● **Problem**: Transcribe every entry below word for word, but skip the pictures.

● **Information given**:
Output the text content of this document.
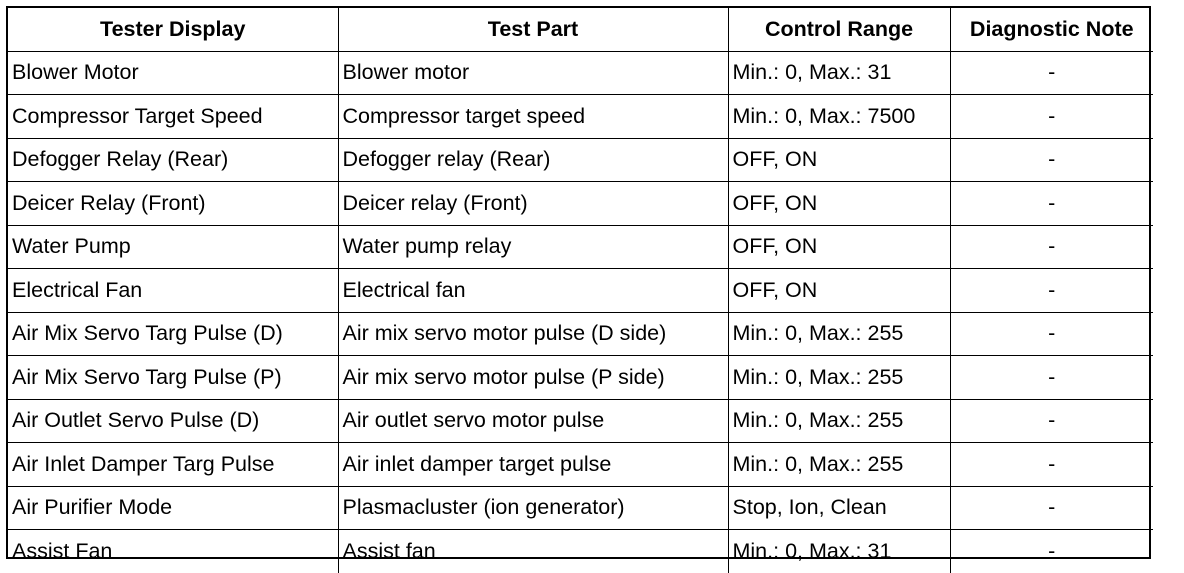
Tester Display	Test Part	Control Range	Diagnostic Note
Blower Motor	Blower motor	Min.: 0, Max.: 31	-
Compressor Target Speed	Compressor target speed	Min.: 0, Max.: 7500	-
Defogger Relay (Rear)	Defogger relay (Rear)	OFF, ON	-
Deicer Relay (Front)	Deicer relay (Front)	OFF, ON	-
Water Pump	Water pump relay	OFF, ON	-
Electrical Fan	Electrical fan	OFF, ON	-
Air Mix Servo Targ Pulse (D)	Air mix servo motor pulse (D side)	Min.: 0, Max.: 255	-
Air Mix Servo Targ Pulse (P)	Air mix servo motor pulse (P side)	Min.: 0, Max.: 255	-
Air Outlet Servo Pulse (D)	Air outlet servo motor pulse	Min.: 0, Max.: 255	-
Air Inlet Damper Targ Pulse	Air inlet damper target pulse	Min.: 0, Max.: 255	-
Air Purifier Mode	Plasmacluster (ion generator)	Stop, Ion, Clean	-
Assist Fan	Assist fan	Min.: 0, Max.: 31	-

● **Response below**:
Output the text content of this document.
Tester Display	Test Part	Control Range	Diagnostic Note
Blower Motor	Blower motor	Min.: 0, Max.: 31	-
Compressor Target Speed	Compressor target speed	Min.: 0, Max.: 7500	-
Defogger Relay (Rear)	Defogger relay (Rear)	OFF, ON	-
Deicer Relay (Front)	Deicer relay (Front)	OFF, ON	-
Water Pump	Water pump relay	OFF, ON	-
Electrical Fan	Electrical fan	OFF, ON	-
Air Mix Servo Targ Pulse (D)	Air mix servo motor pulse (D side)	Min.: 0, Max.: 255	-
Air Mix Servo Targ Pulse (P)	Air mix servo motor pulse (P side)	Min.: 0, Max.: 255	-
Air Outlet Servo Pulse (D)	Air outlet servo motor pulse	Min.: 0, Max.: 255	-
Air Inlet Damper Targ Pulse	Air inlet damper target pulse	Min.: 0, Max.: 255	-
Air Purifier Mode	Plasmacluster (ion generator)	Stop, Ion, Clean	-
Assist Fan	Assist fan	Min.: 0, Max.: 31	-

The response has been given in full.